**What this task involves**
Show, in full, each line of the data that contains "SIST".

**Data lines**
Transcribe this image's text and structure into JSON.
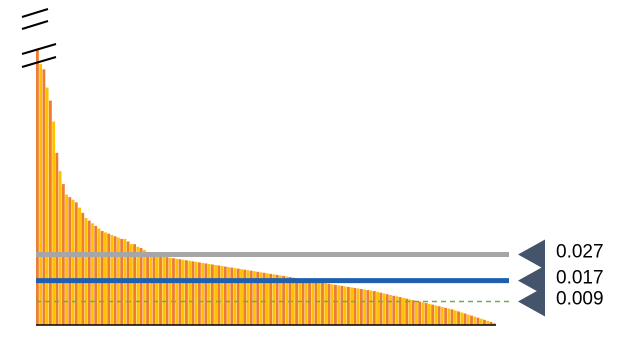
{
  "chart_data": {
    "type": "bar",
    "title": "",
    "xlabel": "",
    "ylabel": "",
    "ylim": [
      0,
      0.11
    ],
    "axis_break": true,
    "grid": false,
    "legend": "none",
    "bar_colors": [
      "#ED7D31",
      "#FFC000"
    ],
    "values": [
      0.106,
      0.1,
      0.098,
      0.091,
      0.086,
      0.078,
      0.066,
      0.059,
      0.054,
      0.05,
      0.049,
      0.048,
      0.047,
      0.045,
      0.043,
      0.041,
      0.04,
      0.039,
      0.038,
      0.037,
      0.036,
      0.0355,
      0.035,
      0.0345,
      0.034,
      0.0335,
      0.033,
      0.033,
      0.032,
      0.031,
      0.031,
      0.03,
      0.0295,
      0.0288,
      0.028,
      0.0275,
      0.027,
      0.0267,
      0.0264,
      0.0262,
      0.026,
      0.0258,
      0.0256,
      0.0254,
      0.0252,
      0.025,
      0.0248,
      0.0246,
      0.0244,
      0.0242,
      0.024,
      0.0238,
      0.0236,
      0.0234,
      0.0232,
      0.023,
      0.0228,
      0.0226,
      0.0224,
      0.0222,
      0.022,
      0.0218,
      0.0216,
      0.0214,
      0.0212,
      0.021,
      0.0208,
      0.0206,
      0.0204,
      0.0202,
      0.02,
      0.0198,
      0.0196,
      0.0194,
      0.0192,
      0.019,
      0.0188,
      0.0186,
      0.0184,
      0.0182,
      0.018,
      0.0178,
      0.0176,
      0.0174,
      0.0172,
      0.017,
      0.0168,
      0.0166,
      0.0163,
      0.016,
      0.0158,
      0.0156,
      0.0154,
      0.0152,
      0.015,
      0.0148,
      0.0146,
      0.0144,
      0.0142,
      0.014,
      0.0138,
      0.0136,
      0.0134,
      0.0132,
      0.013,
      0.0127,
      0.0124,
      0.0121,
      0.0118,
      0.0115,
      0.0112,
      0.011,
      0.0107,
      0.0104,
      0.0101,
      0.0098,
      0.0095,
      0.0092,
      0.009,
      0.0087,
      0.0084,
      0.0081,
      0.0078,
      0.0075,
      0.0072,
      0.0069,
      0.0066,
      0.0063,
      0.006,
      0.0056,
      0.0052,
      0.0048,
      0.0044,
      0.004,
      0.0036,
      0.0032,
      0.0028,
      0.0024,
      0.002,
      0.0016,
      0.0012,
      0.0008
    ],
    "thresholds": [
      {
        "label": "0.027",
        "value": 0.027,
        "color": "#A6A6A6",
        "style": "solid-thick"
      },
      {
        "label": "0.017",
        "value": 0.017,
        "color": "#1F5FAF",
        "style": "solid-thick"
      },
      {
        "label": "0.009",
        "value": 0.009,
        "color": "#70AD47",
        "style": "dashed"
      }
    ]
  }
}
--
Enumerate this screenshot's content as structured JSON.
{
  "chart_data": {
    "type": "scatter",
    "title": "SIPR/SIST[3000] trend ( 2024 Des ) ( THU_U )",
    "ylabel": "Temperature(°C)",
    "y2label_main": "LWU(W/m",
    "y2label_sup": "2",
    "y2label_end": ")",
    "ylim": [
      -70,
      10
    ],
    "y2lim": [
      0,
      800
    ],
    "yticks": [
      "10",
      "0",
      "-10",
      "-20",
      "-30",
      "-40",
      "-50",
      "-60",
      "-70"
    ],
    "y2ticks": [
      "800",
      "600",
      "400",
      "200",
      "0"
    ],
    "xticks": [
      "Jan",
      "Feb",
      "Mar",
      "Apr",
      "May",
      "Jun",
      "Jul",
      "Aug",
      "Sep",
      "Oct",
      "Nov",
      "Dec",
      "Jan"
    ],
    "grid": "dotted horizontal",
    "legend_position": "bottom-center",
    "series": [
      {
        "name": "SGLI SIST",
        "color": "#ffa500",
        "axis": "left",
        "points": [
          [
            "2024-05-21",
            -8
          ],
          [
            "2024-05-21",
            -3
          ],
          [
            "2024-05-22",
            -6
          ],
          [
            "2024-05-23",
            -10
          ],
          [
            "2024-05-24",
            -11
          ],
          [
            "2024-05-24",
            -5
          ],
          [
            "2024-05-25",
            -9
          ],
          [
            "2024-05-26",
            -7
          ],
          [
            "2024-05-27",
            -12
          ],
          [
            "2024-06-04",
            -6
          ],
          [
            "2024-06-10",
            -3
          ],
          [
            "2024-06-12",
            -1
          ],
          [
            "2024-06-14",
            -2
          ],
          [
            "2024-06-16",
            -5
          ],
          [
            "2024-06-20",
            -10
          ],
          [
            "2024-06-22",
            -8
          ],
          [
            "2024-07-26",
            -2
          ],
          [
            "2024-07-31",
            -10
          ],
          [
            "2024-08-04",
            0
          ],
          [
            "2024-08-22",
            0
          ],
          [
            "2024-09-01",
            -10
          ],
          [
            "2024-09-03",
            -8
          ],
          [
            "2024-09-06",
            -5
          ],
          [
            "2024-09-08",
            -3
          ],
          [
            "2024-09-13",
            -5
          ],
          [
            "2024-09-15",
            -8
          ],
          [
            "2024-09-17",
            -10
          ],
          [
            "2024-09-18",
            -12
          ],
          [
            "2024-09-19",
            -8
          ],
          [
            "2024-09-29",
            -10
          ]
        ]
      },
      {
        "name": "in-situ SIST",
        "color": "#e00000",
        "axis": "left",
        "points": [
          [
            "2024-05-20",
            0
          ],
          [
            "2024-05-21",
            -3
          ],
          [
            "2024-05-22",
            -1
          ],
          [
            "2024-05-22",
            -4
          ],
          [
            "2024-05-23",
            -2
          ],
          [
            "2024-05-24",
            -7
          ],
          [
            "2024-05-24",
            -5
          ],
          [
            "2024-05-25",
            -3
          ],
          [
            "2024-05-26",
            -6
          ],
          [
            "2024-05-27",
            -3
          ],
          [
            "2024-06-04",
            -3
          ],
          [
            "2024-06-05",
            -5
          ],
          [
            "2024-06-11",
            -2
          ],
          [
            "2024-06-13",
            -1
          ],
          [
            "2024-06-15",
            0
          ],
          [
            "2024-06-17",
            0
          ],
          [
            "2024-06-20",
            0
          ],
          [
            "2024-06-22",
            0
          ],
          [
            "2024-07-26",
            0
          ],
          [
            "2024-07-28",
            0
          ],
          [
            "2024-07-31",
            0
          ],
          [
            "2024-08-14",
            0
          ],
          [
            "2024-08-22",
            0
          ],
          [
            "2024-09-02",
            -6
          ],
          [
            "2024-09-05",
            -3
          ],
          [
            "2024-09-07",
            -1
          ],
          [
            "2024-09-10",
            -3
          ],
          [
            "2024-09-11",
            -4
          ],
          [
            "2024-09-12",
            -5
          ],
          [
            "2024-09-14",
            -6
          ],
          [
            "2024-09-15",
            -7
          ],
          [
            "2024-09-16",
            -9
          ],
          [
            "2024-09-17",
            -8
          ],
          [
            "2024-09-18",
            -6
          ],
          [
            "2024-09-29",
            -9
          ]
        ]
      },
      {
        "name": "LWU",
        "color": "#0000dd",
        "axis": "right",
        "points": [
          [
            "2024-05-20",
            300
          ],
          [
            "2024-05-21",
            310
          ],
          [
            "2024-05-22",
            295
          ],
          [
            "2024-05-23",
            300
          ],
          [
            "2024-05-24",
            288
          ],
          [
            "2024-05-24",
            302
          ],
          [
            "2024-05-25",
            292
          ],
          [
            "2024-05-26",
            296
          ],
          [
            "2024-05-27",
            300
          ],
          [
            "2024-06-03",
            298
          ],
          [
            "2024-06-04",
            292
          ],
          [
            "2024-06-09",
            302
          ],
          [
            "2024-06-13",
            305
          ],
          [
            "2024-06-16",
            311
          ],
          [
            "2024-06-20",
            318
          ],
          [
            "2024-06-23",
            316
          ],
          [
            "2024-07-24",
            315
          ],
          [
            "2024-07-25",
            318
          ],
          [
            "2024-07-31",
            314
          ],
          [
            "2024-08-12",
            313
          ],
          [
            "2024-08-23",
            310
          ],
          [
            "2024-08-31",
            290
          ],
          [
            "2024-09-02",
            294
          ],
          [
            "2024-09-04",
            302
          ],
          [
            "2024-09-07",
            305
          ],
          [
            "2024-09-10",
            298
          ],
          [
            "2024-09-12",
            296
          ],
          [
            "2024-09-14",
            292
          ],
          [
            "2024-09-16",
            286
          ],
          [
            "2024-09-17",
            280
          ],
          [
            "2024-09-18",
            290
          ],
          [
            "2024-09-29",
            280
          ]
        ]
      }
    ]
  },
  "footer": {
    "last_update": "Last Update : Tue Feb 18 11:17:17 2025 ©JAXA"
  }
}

**Answer to this task**
    "title": "SIPR/SIST[3000] trend ( 2024 Des ) ( THU_U )",
        "name": "SGLI SIST",
        "name": "in-situ SIST",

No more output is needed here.